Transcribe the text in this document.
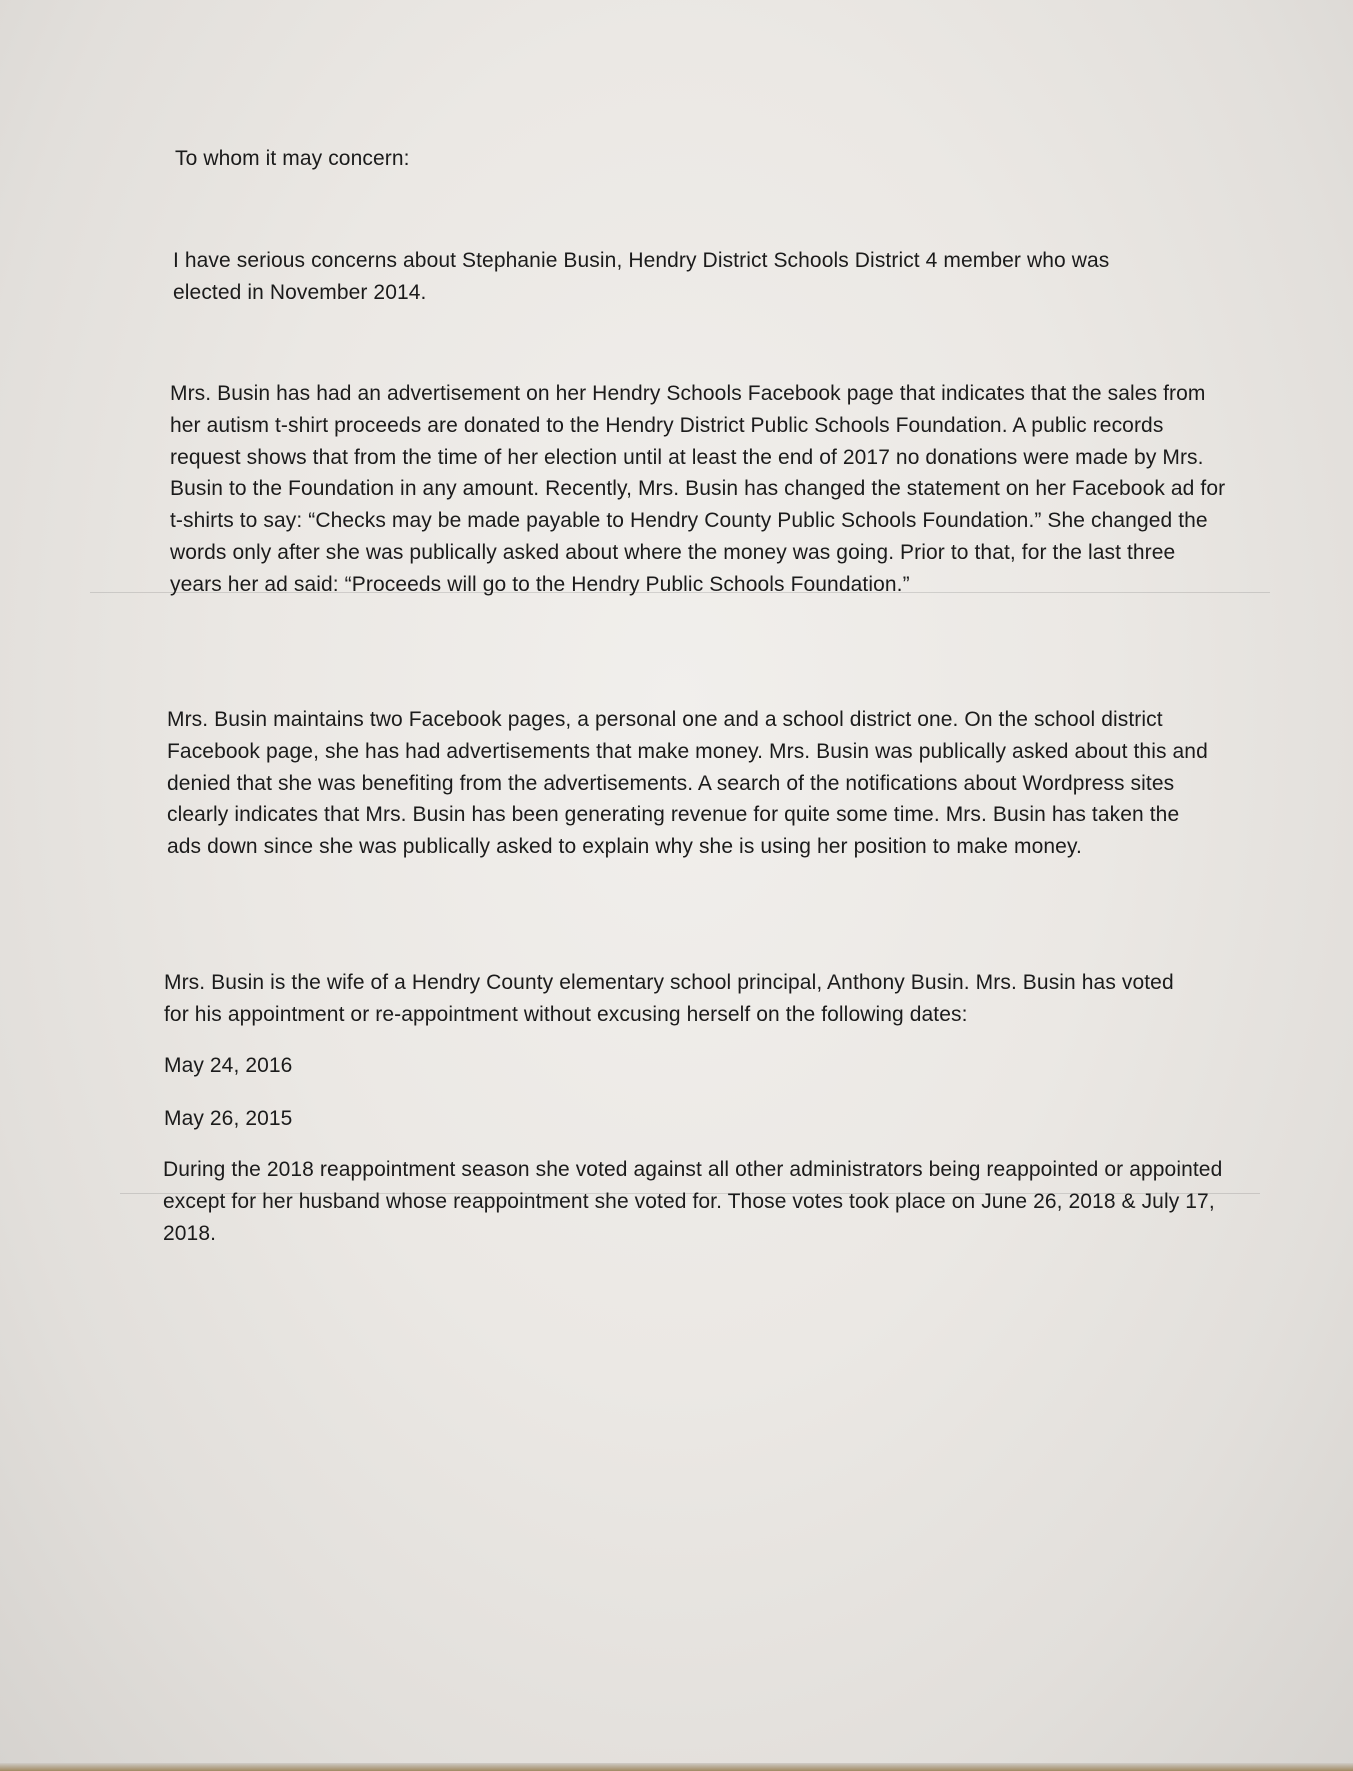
To whom it may concern:

I have serious concerns about Stephanie Busin, Hendry District Schools District 4 member who was elected in November 2014.

Mrs. Busin has had an advertisement on her Hendry Schools Facebook page that indicates that the sales from her autism t-shirt proceeds are donated to the Hendry District Public Schools Foundation. A public records request shows that from the time of her election until at least the end of 2017 no donations were made by Mrs. Busin to the Foundation in any amount. Recently, Mrs. Busin has changed the statement on her Facebook ad for t-shirts to say: “Checks may be made payable to Hendry County Public Schools Foundation.” She changed the words only after she was publically asked about where the money was going. Prior to that, for the last three years her ad said: “Proceeds will go to the Hendry Public Schools Foundation.”

Mrs. Busin maintains two Facebook pages, a personal one and a school district one. On the school district Facebook page, she has had advertisements that make money. Mrs. Busin was publically asked about this and denied that she was benefiting from the advertisements. A search of the notifications about Wordpress sites clearly indicates that Mrs. Busin has been generating revenue for quite some time. Mrs. Busin has taken the ads down since she was publically asked to explain why she is using her position to make money.

Mrs. Busin is the wife of a Hendry County elementary school principal, Anthony Busin. Mrs. Busin has voted for his appointment or re-appointment without excusing herself on the following dates:

May 24, 2016

May 26, 2015

During the 2018 reappointment season she voted against all other administrators being reappointed or appointed except for her husband whose reappointment she voted for. Those votes took place on June 26, 2018 & July 17, 2018.
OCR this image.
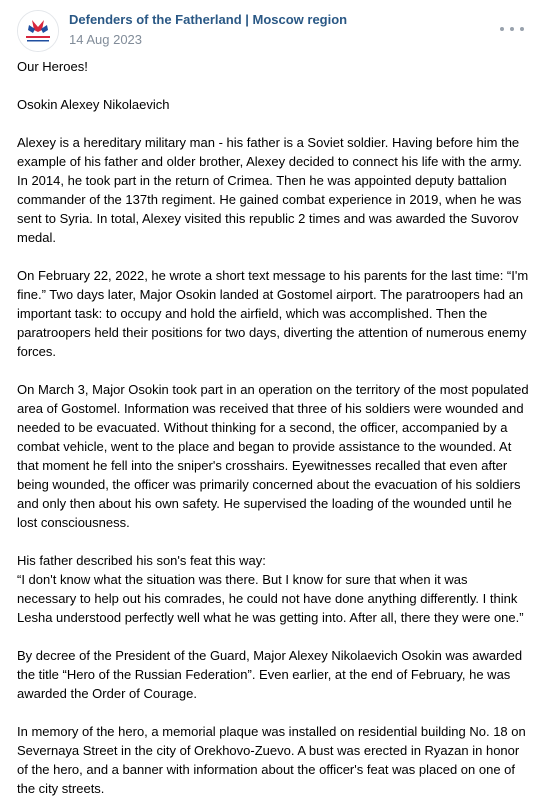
Defenders of the Fatherland | Moscow region
14 Aug 2023

Our Heroes!

Osokin Alexey Nikolaevich

Alexey is a hereditary military man - his father is a Soviet soldier. Having before him the example of his father and older brother, Alexey decided to connect his life with the army. In 2014, he took part in the return of Crimea. Then he was appointed deputy battalion commander of the 137th regiment. He gained combat experience in 2019, when he was sent to Syria. In total, Alexey visited this republic 2 times and was awarded the Suvorov medal.

On February 22, 2022, he wrote a short text message to his parents for the last time: “I'm fine.” Two days later, Major Osokin landed at Gostomel airport. The paratroopers had an important task: to occupy and hold the airfield, which was accomplished. Then the paratroopers held their positions for two days, diverting the attention of numerous enemy forces.

On March 3, Major Osokin took part in an operation on the territory of the most populated area of Gostomel. Information was received that three of his soldiers were wounded and needed to be evacuated. Without thinking for a second, the officer, accompanied by a combat vehicle, went to the place and began to provide assistance to the wounded. At that moment he fell into the sniper's crosshairs. Eyewitnesses recalled that even after being wounded, the officer was primarily concerned about the evacuation of his soldiers and only then about his own safety. He supervised the loading of the wounded until he lost consciousness.

His father described his son's feat this way:
“I don't know what the situation was there. But I know for sure that when it was necessary to help out his comrades, he could not have done anything differently. I think Lesha understood perfectly well what he was getting into. After all, there they were one.”

By decree of the President of the Guard, Major Alexey Nikolaevich Osokin was awarded the title “Hero of the Russian Federation”. Even earlier, at the end of February, he was awarded the Order of Courage.

In memory of the hero, a memorial plaque was installed on residential building No. 18 on Severnaya Street in the city of Orekhovo-Zuevo. A bust was erected in Ryazan in honor of the hero, and a banner with information about the officer's feat was placed on one of the city streets.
# # # # #
PROBLEM DESCRIPTION »
Copy every line of the data word for word, omitting the images.

CORRECT RESULT »
Transcribe the text in this document.
To whom it may concern:

I have serious concerns about Stephanie Busin, Hendry District Schools District 4 member who was elected in November 2014.

Mrs. Busin has had an advertisement on her Hendry Schools Facebook page that indicates that the sales from her autism t-shirt proceeds are donated to the Hendry District Public Schools Foundation. A public records request shows that from the time of her election until at least the end of 2017 no donations were made by Mrs. Busin to the Foundation in any amount. Recently, Mrs. Busin has changed the statement on her Facebook ad for t-shirts to say: “Checks may be made payable to Hendry County Public Schools Foundation.” She changed the words only after she was publically asked about where the money was going. Prior to that, for the last three years her ad said: “Proceeds will go to the Hendry Public Schools Foundation.”

Mrs. Busin maintains two Facebook pages, a personal one and a school district one. On the school district Facebook page, she has had advertisements that make money. Mrs. Busin was publically asked about this and denied that she was benefiting from the advertisements. A search of the notifications about Wordpress sites clearly indicates that Mrs. Busin has been generating revenue for quite some time. Mrs. Busin has taken the ads down since she was publically asked to explain why she is using her position to make money.

Mrs. Busin is the wife of a Hendry County elementary school principal, Anthony Busin. Mrs. Busin has voted for his appointment or re-appointment without excusing herself on the following dates:

May 24, 2016

May 26, 2015

During the 2018 reappointment season she voted against all other administrators being reappointed or appointed except for her husband whose reappointment she voted for. Those votes took place on June 26, 2018 & July 17, 2018.
OCR this image.
Defenders of the Fatherland | Moscow region
14 Aug 2023

Our Heroes!

Osokin Alexey Nikolaevich

Alexey is a hereditary military man - his father is a Soviet soldier. Having before him the example of his father and older brother, Alexey decided to connect his life with the army. In 2014, he took part in the return of Crimea. Then he was appointed deputy battalion commander of the 137th regiment. He gained combat experience in 2019, when he was sent to Syria. In total, Alexey visited this republic 2 times and was awarded the Suvorov medal.

On February 22, 2022, he wrote a short text message to his parents for the last time: “I'm fine.” Two days later, Major Osokin landed at Gostomel airport. The paratroopers had an important task: to occupy and hold the airfield, which was accomplished. Then the paratroopers held their positions for two days, diverting the attention of numerous enemy forces.

On March 3, Major Osokin took part in an operation on the territory of the most populated area of Gostomel. Information was received that three of his soldiers were wounded and needed to be evacuated. Without thinking for a second, the officer, accompanied by a combat vehicle, went to the place and began to provide assistance to the wounded. At that moment he fell into the sniper's crosshairs. Eyewitnesses recalled that even after being wounded, the officer was primarily concerned about the evacuation of his soldiers and only then about his own safety. He supervised the loading of the wounded until he lost consciousness.

His father described his son's feat this way:
“I don't know what the situation was there. But I know for sure that when it was necessary to help out his comrades, he could not have done anything differently. I think Lesha understood perfectly well what he was getting into. After all, there they were one.”

By decree of the President of the Guard, Major Alexey Nikolaevich Osokin was awarded the title “Hero of the Russian Federation”. Even earlier, at the end of February, he was awarded the Order of Courage.

In memory of the hero, a memorial plaque was installed on residential building No. 18 on Severnaya Street in the city of Orekhovo-Zuevo. A bust was erected in Ryazan in honor of the hero, and a banner with information about the officer's feat was placed on one of the city streets.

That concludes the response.